**Source records**
## START

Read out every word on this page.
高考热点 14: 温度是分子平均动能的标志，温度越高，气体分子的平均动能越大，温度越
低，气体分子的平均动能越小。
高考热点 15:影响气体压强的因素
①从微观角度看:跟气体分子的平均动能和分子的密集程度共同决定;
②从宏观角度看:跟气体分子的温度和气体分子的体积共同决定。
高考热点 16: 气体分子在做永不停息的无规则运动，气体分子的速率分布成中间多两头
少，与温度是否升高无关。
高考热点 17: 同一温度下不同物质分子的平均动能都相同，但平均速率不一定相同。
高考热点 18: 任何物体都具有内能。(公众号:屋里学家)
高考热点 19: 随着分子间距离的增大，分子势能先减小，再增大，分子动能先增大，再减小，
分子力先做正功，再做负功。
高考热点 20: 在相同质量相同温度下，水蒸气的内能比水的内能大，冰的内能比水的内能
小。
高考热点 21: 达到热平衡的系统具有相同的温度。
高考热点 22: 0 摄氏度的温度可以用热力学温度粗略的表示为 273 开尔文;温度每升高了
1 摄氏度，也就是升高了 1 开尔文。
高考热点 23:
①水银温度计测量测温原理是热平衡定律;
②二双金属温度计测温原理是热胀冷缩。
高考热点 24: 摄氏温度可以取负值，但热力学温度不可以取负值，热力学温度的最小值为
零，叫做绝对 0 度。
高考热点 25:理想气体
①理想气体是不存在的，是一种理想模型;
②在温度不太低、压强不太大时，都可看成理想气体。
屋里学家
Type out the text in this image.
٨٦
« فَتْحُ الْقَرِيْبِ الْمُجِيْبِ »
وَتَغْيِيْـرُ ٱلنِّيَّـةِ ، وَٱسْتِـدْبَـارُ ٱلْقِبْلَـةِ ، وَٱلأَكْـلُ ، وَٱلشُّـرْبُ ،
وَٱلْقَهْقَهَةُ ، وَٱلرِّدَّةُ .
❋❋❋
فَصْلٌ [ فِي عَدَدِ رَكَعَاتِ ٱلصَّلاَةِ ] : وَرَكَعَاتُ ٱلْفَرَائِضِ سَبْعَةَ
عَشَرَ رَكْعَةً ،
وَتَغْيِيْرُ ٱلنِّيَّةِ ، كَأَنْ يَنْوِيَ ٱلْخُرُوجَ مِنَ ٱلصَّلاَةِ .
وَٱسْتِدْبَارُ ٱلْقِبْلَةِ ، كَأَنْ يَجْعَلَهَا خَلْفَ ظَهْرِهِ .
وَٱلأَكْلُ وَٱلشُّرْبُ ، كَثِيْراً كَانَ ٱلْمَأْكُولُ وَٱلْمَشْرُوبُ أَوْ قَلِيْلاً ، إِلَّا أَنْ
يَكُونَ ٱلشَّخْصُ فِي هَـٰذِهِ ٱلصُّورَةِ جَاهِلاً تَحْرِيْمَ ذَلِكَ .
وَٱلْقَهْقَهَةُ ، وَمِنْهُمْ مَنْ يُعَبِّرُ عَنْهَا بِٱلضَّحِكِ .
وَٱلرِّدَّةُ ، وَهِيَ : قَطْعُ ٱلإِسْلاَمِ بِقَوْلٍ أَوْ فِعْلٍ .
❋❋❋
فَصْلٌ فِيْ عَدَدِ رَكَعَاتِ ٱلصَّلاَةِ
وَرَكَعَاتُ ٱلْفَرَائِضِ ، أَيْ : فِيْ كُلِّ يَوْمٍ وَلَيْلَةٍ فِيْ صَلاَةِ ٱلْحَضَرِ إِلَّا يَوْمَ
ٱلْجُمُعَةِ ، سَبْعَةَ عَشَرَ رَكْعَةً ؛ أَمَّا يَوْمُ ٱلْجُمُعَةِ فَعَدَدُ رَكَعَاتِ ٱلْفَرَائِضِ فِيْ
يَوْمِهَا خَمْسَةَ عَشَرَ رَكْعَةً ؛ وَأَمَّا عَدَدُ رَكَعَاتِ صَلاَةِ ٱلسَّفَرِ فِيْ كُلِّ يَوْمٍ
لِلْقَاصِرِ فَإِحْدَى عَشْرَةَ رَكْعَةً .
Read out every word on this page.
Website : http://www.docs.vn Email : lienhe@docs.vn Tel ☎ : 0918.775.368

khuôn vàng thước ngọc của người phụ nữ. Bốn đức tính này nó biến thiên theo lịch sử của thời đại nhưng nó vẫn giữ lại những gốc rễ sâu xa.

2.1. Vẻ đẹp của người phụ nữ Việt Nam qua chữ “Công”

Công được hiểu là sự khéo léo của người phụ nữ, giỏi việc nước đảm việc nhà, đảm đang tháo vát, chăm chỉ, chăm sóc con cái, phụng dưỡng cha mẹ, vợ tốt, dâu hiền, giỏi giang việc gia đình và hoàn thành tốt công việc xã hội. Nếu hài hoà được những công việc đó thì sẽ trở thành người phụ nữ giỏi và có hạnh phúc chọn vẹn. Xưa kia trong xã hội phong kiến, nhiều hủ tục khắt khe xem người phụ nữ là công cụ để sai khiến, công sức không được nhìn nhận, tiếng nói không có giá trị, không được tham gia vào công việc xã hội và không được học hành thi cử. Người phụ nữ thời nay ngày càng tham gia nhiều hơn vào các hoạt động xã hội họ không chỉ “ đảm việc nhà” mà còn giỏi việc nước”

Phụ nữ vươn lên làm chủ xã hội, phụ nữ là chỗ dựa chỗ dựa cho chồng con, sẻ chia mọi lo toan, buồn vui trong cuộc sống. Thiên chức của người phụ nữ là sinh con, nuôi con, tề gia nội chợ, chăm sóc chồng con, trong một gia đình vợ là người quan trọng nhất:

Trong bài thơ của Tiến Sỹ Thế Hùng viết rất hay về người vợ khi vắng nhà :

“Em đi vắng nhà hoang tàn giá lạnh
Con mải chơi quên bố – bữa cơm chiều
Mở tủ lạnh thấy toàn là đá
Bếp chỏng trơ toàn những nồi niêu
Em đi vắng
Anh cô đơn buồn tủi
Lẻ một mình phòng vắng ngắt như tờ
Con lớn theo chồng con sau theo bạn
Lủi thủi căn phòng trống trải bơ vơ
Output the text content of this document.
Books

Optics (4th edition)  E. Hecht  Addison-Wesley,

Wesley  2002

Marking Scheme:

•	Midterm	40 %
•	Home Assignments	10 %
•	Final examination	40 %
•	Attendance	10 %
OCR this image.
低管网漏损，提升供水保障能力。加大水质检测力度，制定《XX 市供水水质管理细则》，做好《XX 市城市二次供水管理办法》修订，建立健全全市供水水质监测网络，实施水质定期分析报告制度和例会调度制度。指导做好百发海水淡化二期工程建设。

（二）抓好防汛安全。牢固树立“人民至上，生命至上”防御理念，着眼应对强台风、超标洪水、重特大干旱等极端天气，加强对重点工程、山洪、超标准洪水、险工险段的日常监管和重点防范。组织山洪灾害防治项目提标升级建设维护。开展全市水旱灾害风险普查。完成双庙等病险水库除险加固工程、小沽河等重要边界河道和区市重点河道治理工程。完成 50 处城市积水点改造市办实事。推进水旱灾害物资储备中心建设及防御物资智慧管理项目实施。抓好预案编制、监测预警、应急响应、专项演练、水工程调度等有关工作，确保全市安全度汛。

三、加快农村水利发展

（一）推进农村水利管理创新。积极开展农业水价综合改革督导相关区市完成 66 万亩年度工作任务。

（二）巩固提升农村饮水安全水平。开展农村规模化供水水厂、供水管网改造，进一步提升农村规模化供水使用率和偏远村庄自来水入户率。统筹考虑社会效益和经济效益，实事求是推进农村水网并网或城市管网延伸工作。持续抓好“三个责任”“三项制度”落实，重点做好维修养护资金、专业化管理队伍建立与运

## END

**Job**
Output all of the data again. Match it exactly.

**Output below**
Read out every word on this page.
高考热点 14: 温度是分子平均动能的标志，温度越高，气体分子的平均动能越大，温度越
低，气体分子的平均动能越小。
高考热点 15:影响气体压强的因素
①从微观角度看:跟气体分子的平均动能和分子的密集程度共同决定;
②从宏观角度看:跟气体分子的温度和气体分子的体积共同决定。
高考热点 16: 气体分子在做永不停息的无规则运动，气体分子的速率分布成中间多两头
少，与温度是否升高无关。
高考热点 17: 同一温度下不同物质分子的平均动能都相同，但平均速率不一定相同。
高考热点 18: 任何物体都具有内能。(公众号:屋里学家)
高考热点 19: 随着分子间距离的增大，分子势能先减小，再增大，分子动能先增大，再减小，
分子力先做正功，再做负功。
高考热点 20: 在相同质量相同温度下，水蒸气的内能比水的内能大，冰的内能比水的内能
小。
高考热点 21: 达到热平衡的系统具有相同的温度。
高考热点 22: 0 摄氏度的温度可以用热力学温度粗略的表示为 273 开尔文;温度每升高了
1 摄氏度，也就是升高了 1 开尔文。
高考热点 23:
①水银温度计测量测温原理是热平衡定律;
②二双金属温度计测温原理是热胀冷缩。
高考热点 24: 摄氏温度可以取负值，但热力学温度不可以取负值，热力学温度的最小值为
零，叫做绝对 0 度。
高考热点 25:理想气体
①理想气体是不存在的，是一种理想模型;
②在温度不太低、压强不太大时，都可看成理想气体。
屋里学家
Type out the text in this image.
٨٦
« فَتْحُ الْقَرِيْبِ الْمُجِيْبِ »
وَتَغْيِيْـرُ ٱلنِّيَّـةِ ، وَٱسْتِـدْبَـارُ ٱلْقِبْلَـةِ ، وَٱلأَكْـلُ ، وَٱلشُّـرْبُ ،
وَٱلْقَهْقَهَةُ ، وَٱلرِّدَّةُ .
❋❋❋
فَصْلٌ [ فِي عَدَدِ رَكَعَاتِ ٱلصَّلاَةِ ] : وَرَكَعَاتُ ٱلْفَرَائِضِ سَبْعَةَ
عَشَرَ رَكْعَةً ،
وَتَغْيِيْرُ ٱلنِّيَّةِ ، كَأَنْ يَنْوِيَ ٱلْخُرُوجَ مِنَ ٱلصَّلاَةِ .
وَٱسْتِدْبَارُ ٱلْقِبْلَةِ ، كَأَنْ يَجْعَلَهَا خَلْفَ ظَهْرِهِ .
وَٱلأَكْلُ وَٱلشُّرْبُ ، كَثِيْراً كَانَ ٱلْمَأْكُولُ وَٱلْمَشْرُوبُ أَوْ قَلِيْلاً ، إِلَّا أَنْ
يَكُونَ ٱلشَّخْصُ فِي هَـٰذِهِ ٱلصُّورَةِ جَاهِلاً تَحْرِيْمَ ذَلِكَ .
وَٱلْقَهْقَهَةُ ، وَمِنْهُمْ مَنْ يُعَبِّرُ عَنْهَا بِٱلضَّحِكِ .
وَٱلرِّدَّةُ ، وَهِيَ : قَطْعُ ٱلإِسْلاَمِ بِقَوْلٍ أَوْ فِعْلٍ .
❋❋❋
فَصْلٌ فِيْ عَدَدِ رَكَعَاتِ ٱلصَّلاَةِ
وَرَكَعَاتُ ٱلْفَرَائِضِ ، أَيْ : فِيْ كُلِّ يَوْمٍ وَلَيْلَةٍ فِيْ صَلاَةِ ٱلْحَضَرِ إِلَّا يَوْمَ
ٱلْجُمُعَةِ ، سَبْعَةَ عَشَرَ رَكْعَةً ؛ أَمَّا يَوْمُ ٱلْجُمُعَةِ فَعَدَدُ رَكَعَاتِ ٱلْفَرَائِضِ فِيْ
يَوْمِهَا خَمْسَةَ عَشَرَ رَكْعَةً ؛ وَأَمَّا عَدَدُ رَكَعَاتِ صَلاَةِ ٱلسَّفَرِ فِيْ كُلِّ يَوْمٍ
لِلْقَاصِرِ فَإِحْدَى عَشْرَةَ رَكْعَةً .
Read out every word on this page.
Website : http://www.docs.vn Email : lienhe@docs.vn Tel ☎ : 0918.775.368

khuôn vàng thước ngọc của người phụ nữ. Bốn đức tính này nó biến thiên theo lịch sử của thời đại nhưng nó vẫn giữ lại những gốc rễ sâu xa.

2.1. Vẻ đẹp của người phụ nữ Việt Nam qua chữ “Công”

Công được hiểu là sự khéo léo của người phụ nữ, giỏi việc nước đảm việc nhà, đảm đang tháo vát, chăm chỉ, chăm sóc con cái, phụng dưỡng cha mẹ, vợ tốt, dâu hiền, giỏi giang việc gia đình và hoàn thành tốt công việc xã hội. Nếu hài hoà được những công việc đó thì sẽ trở thành người phụ nữ giỏi và có hạnh phúc chọn vẹn. Xưa kia trong xã hội phong kiến, nhiều hủ tục khắt khe xem người phụ nữ là công cụ để sai khiến, công sức không được nhìn nhận, tiếng nói không có giá trị, không được tham gia vào công việc xã hội và không được học hành thi cử. Người phụ nữ thời nay ngày càng tham gia nhiều hơn vào các hoạt động xã hội họ không chỉ “ đảm việc nhà” mà còn giỏi việc nước”

Phụ nữ vươn lên làm chủ xã hội, phụ nữ là chỗ dựa chỗ dựa cho chồng con, sẻ chia mọi lo toan, buồn vui trong cuộc sống. Thiên chức của người phụ nữ là sinh con, nuôi con, tề gia nội chợ, chăm sóc chồng con, trong một gia đình vợ là người quan trọng nhất:

Trong bài thơ của Tiến Sỹ Thế Hùng viết rất hay về người vợ khi vắng nhà :

“Em đi vắng nhà hoang tàn giá lạnh
Con mải chơi quên bố – bữa cơm chiều
Mở tủ lạnh thấy toàn là đá
Bếp chỏng trơ toàn những nồi niêu
Em đi vắng
Anh cô đơn buồn tủi
Lẻ một mình phòng vắng ngắt như tờ
Con lớn theo chồng con sau theo bạn
Lủi thủi căn phòng trống trải bơ vơ
Output the text content of this document.
Books

Optics (4th edition)  E. Hecht  Addison-Wesley,

Wesley  2002

Marking Scheme:

•	Midterm	40 %
•	Home Assignments	10 %
•	Final examination	40 %
•	Attendance	10 %
OCR this image.
低管网漏损，提升供水保障能力。加大水质检测力度，制定《XX 市供水水质管理细则》，做好《XX 市城市二次供水管理办法》修订，建立健全全市供水水质监测网络，实施水质定期分析报告制度和例会调度制度。指导做好百发海水淡化二期工程建设。

（二）抓好防汛安全。牢固树立“人民至上，生命至上”防御理念，着眼应对强台风、超标洪水、重特大干旱等极端天气，加强对重点工程、山洪、超标准洪水、险工险段的日常监管和重点防范。组织山洪灾害防治项目提标升级建设维护。开展全市水旱灾害风险普查。完成双庙等病险水库除险加固工程、小沽河等重要边界河道和区市重点河道治理工程。完成 50 处城市积水点改造市办实事。推进水旱灾害物资储备中心建设及防御物资智慧管理项目实施。抓好预案编制、监测预警、应急响应、专项演练、水工程调度等有关工作，确保全市安全度汛。

三、加快农村水利发展

（一）推进农村水利管理创新。积极开展农业水价综合改革督导相关区市完成 66 万亩年度工作任务。

（二）巩固提升农村饮水安全水平。开展农村规模化供水水厂、供水管网改造，进一步提升农村规模化供水使用率和偏远村庄自来水入户率。统筹考虑社会效益和经济效益，实事求是推进农村水网并网或城市管网延伸工作。持续抓好“三个责任”“三项制度”落实，重点做好维修养护资金、专业化管理队伍建立与运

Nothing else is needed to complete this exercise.